Write out each line from the data below that includes the word "sejaefi".
· · ·
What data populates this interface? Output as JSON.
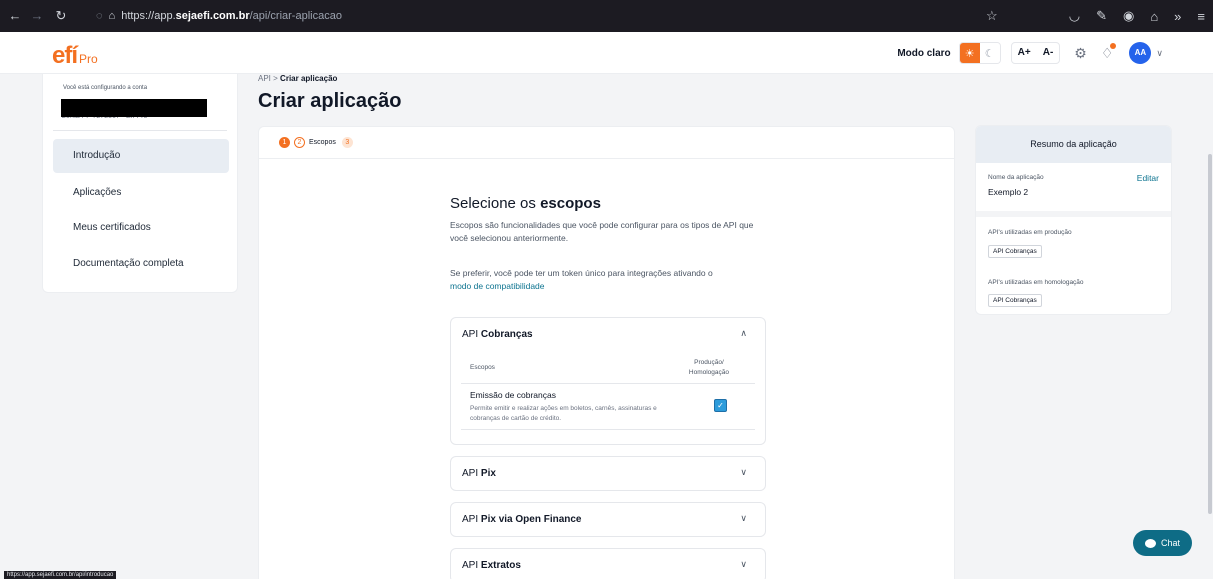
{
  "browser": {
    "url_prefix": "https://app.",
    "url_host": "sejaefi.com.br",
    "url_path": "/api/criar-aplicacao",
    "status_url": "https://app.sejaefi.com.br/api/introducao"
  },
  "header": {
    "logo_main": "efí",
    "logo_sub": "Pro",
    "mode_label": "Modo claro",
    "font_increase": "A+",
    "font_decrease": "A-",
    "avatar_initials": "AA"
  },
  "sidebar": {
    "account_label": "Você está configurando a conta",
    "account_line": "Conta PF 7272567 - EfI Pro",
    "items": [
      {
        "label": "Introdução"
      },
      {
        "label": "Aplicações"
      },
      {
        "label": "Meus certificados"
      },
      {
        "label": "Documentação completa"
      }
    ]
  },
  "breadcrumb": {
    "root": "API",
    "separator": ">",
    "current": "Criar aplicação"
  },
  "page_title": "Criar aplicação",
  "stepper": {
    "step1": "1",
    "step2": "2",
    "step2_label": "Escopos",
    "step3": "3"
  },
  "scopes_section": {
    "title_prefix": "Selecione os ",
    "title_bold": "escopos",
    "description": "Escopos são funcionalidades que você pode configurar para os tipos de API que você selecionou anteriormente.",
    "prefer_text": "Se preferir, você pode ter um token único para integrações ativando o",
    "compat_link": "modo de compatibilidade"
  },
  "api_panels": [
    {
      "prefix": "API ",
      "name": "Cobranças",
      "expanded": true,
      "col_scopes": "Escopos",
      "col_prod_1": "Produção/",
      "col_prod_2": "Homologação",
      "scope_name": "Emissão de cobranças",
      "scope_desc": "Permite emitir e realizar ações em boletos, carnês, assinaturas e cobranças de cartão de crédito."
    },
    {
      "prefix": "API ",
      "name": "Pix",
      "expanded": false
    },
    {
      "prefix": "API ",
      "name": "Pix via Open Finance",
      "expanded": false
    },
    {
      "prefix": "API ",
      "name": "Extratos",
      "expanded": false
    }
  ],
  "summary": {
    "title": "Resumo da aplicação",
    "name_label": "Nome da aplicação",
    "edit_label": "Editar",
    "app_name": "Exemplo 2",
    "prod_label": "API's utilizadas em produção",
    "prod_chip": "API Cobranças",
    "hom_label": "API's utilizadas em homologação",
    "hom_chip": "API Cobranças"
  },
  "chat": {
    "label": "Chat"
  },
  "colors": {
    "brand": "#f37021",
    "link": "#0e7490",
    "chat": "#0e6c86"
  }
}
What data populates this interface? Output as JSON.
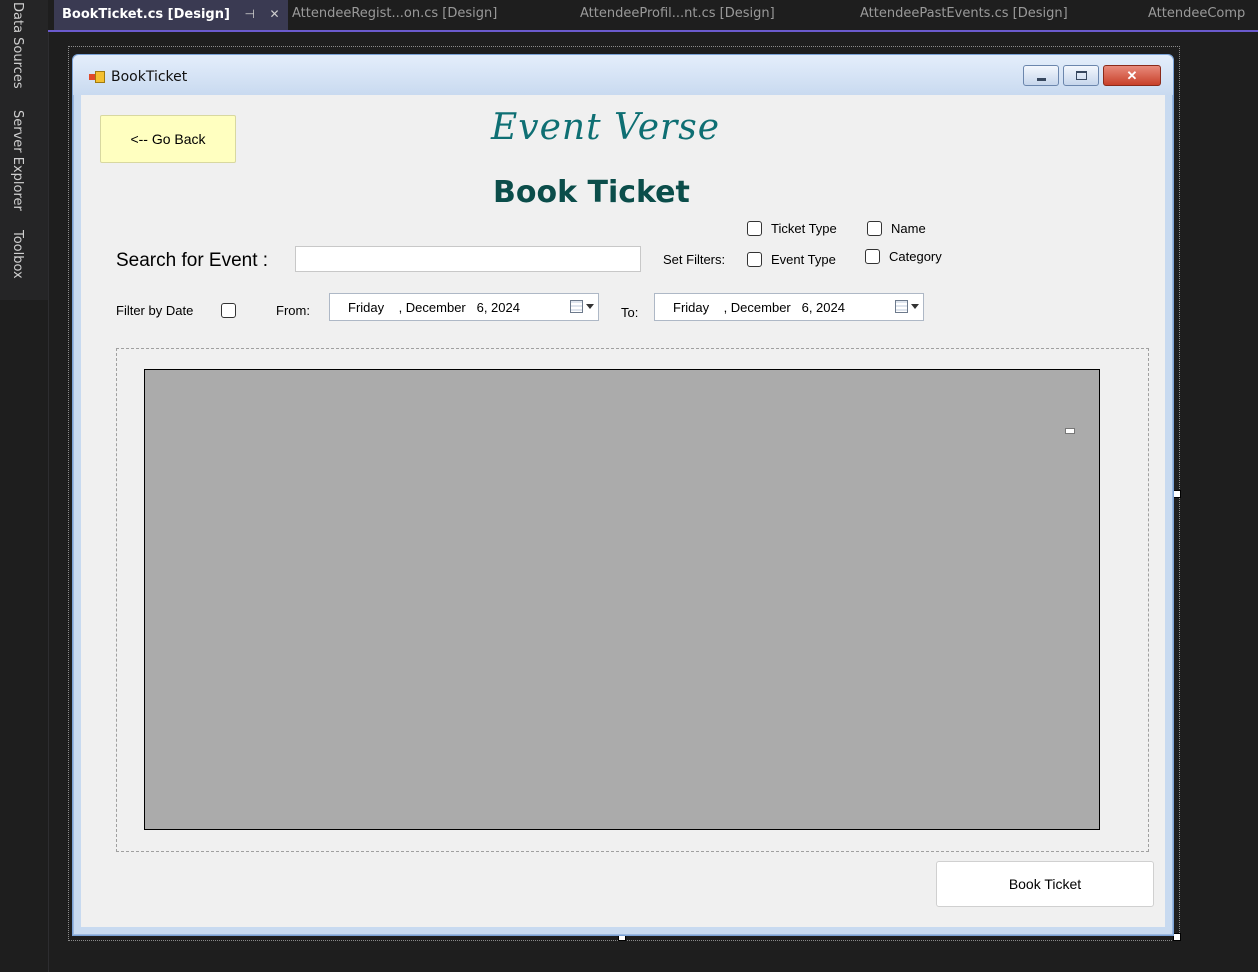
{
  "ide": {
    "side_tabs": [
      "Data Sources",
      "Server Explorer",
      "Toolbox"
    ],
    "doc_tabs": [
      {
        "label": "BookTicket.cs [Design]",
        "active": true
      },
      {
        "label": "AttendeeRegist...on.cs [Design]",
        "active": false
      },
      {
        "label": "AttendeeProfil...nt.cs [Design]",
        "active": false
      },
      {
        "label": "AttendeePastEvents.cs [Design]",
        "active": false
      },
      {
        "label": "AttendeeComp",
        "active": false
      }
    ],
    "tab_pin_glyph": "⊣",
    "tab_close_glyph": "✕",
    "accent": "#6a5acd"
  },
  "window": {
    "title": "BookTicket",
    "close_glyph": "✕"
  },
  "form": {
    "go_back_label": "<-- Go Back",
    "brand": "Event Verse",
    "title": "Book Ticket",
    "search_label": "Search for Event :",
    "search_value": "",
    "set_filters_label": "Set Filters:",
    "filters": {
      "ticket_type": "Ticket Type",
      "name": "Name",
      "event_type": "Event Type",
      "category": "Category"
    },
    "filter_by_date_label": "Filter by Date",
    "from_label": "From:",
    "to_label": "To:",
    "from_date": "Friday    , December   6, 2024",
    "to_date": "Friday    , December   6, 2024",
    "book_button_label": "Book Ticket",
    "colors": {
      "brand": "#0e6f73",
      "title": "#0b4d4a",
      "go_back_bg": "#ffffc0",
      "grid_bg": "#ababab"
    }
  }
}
· · ·
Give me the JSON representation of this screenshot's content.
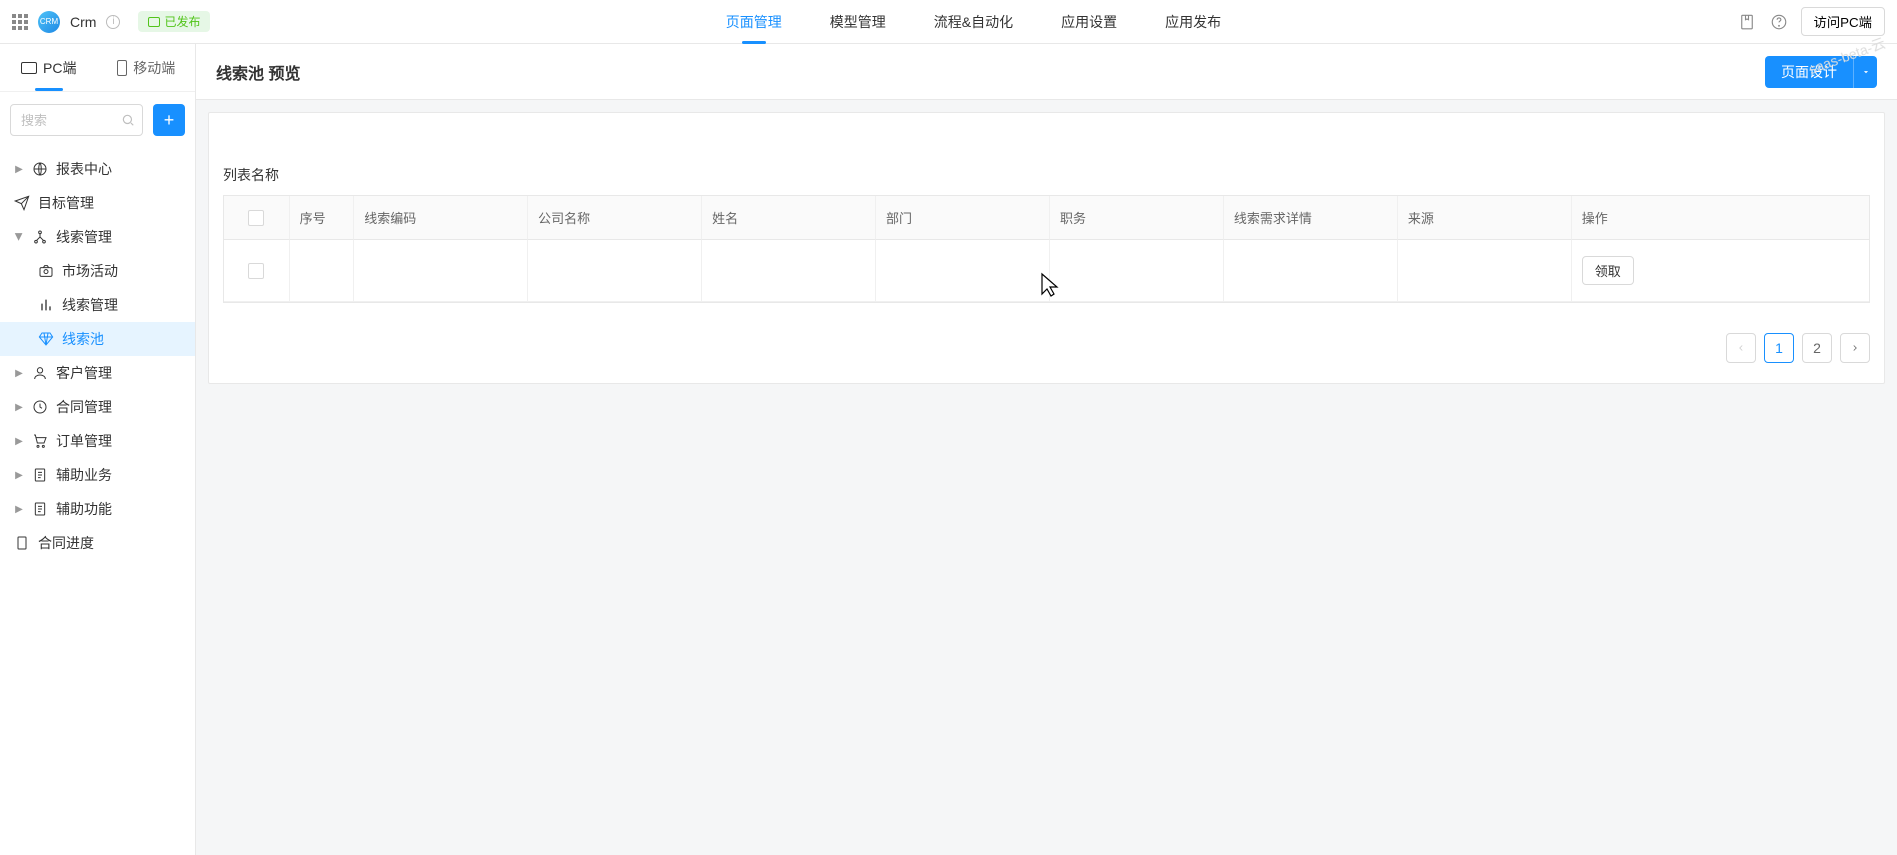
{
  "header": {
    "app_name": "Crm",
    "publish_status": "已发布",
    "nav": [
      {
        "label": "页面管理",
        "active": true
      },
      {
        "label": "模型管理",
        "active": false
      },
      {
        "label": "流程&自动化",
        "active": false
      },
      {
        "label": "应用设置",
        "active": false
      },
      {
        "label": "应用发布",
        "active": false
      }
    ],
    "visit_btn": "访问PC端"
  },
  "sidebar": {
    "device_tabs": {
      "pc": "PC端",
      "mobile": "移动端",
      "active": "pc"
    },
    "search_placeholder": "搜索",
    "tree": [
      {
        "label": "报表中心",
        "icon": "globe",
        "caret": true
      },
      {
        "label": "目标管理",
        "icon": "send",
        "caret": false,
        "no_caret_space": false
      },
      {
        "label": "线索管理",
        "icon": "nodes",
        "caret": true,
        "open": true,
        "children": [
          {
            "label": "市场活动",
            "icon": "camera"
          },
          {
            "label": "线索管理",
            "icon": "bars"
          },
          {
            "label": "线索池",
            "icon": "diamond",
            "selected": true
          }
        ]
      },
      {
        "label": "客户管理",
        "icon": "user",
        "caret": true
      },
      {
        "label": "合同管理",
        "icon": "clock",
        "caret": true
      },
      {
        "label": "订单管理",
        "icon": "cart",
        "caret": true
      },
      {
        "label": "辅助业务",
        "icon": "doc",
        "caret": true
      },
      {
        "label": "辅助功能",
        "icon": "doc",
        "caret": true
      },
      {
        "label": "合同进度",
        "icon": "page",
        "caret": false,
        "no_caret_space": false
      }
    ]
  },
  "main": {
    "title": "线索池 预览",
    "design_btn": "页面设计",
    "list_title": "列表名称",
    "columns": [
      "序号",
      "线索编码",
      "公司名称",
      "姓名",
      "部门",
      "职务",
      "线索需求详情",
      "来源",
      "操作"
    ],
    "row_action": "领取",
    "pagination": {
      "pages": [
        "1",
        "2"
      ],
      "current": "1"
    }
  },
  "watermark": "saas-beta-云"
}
· · ·
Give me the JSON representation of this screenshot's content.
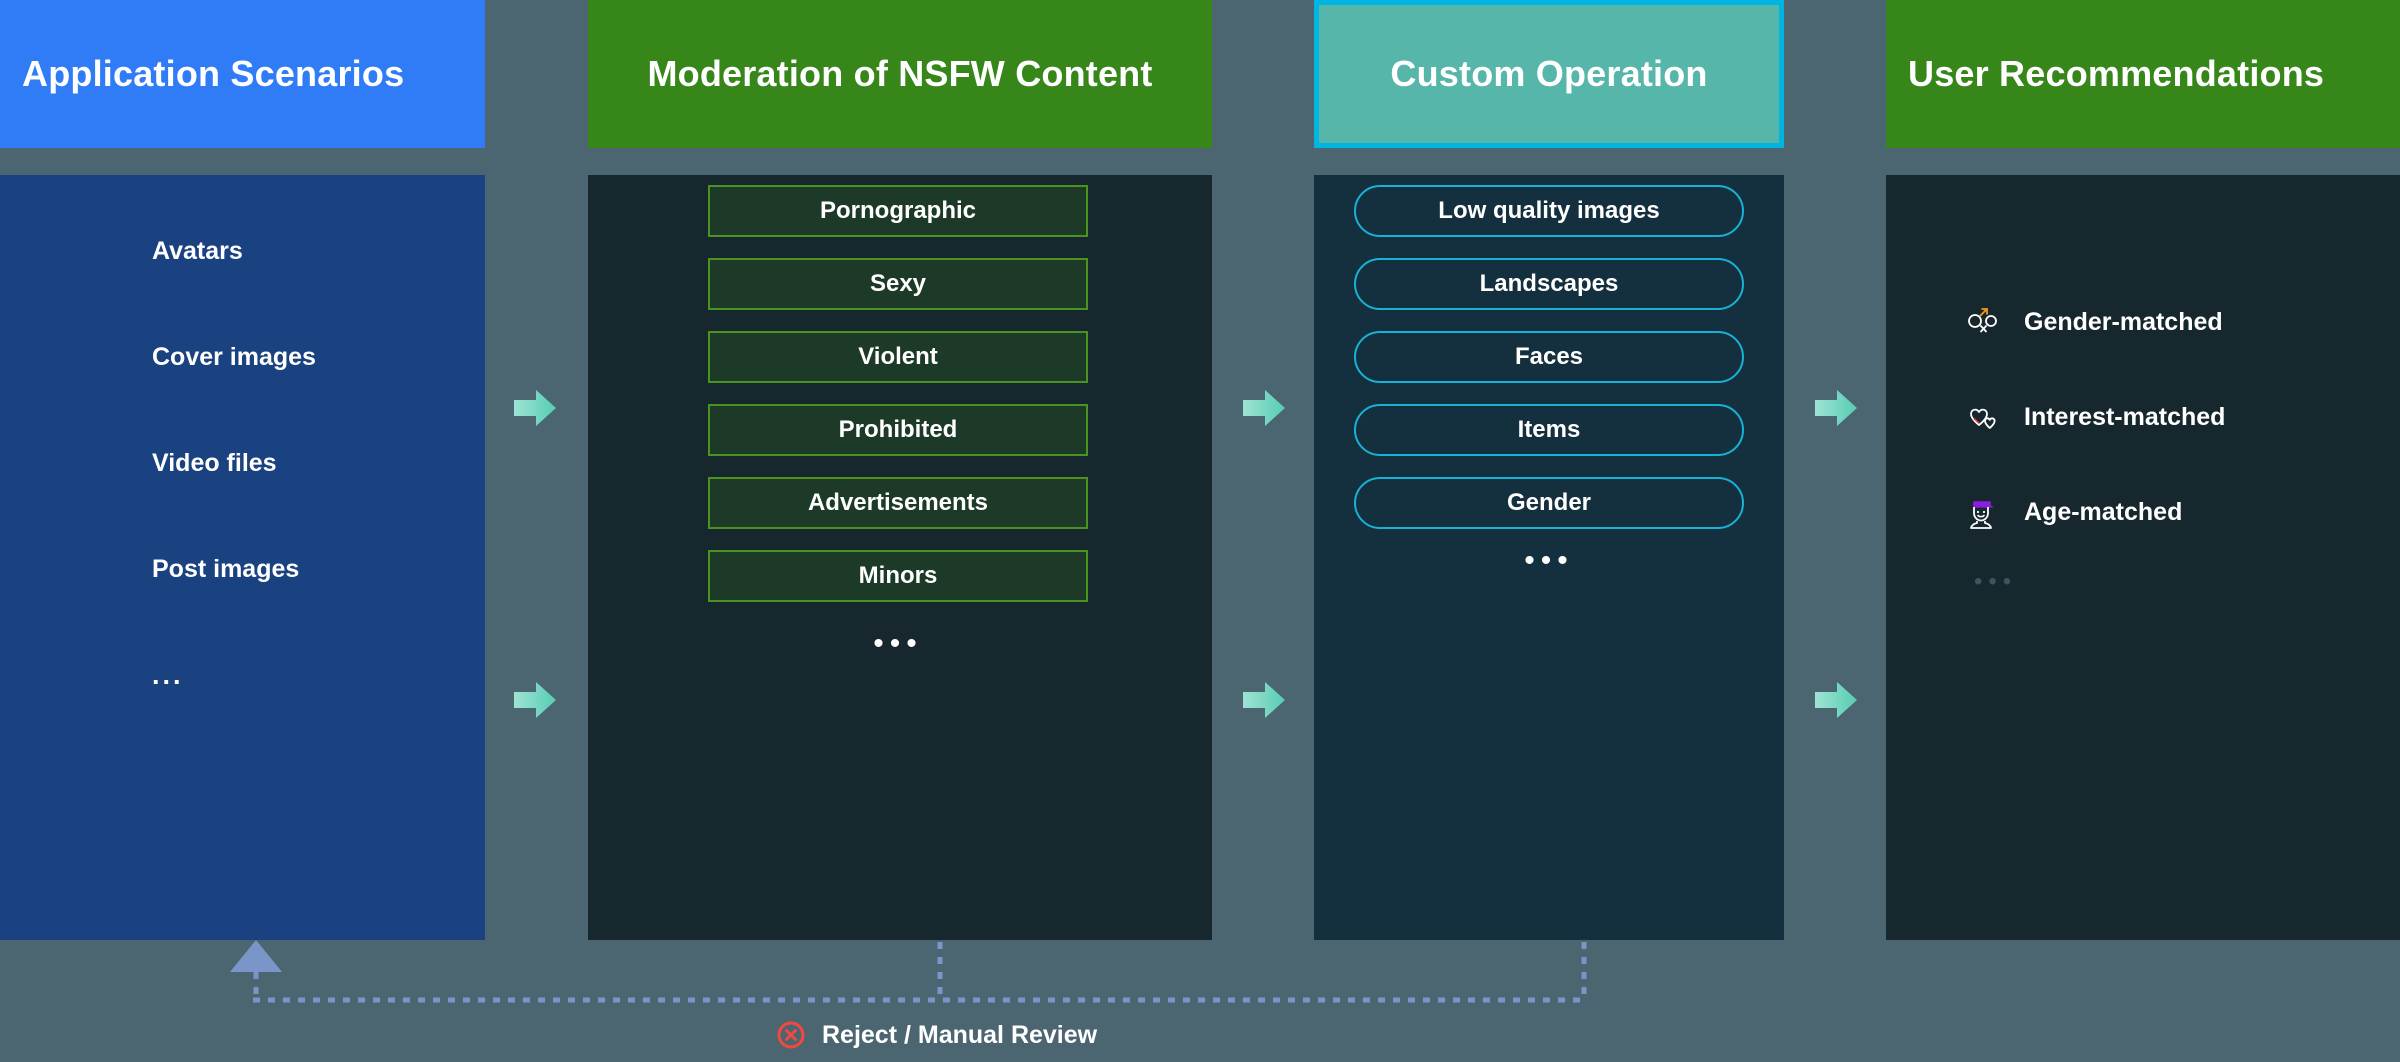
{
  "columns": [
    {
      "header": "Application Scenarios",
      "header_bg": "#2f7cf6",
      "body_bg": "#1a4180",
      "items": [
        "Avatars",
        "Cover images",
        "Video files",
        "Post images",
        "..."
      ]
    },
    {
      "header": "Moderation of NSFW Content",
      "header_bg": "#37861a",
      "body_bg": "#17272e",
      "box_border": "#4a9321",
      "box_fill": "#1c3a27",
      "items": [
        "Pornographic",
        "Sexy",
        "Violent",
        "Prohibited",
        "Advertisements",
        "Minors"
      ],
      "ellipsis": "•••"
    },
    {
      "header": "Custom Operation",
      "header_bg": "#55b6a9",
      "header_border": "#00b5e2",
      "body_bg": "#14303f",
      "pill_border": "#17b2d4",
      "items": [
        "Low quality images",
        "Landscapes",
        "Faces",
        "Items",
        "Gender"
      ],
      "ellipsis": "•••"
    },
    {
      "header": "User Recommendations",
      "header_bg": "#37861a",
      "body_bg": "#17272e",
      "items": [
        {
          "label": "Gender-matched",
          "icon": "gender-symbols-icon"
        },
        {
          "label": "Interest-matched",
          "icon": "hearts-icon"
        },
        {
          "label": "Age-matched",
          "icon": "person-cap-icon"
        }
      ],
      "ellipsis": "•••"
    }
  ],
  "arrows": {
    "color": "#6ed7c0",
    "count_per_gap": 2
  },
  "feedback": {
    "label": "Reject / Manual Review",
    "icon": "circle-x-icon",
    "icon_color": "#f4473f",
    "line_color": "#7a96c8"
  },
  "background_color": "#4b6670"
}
· · ·
- **Exercise solution**:
    "url_host": "sejaefi.com.br",
    "status_url": "https://app.sejaefi.com.br/api/introducao"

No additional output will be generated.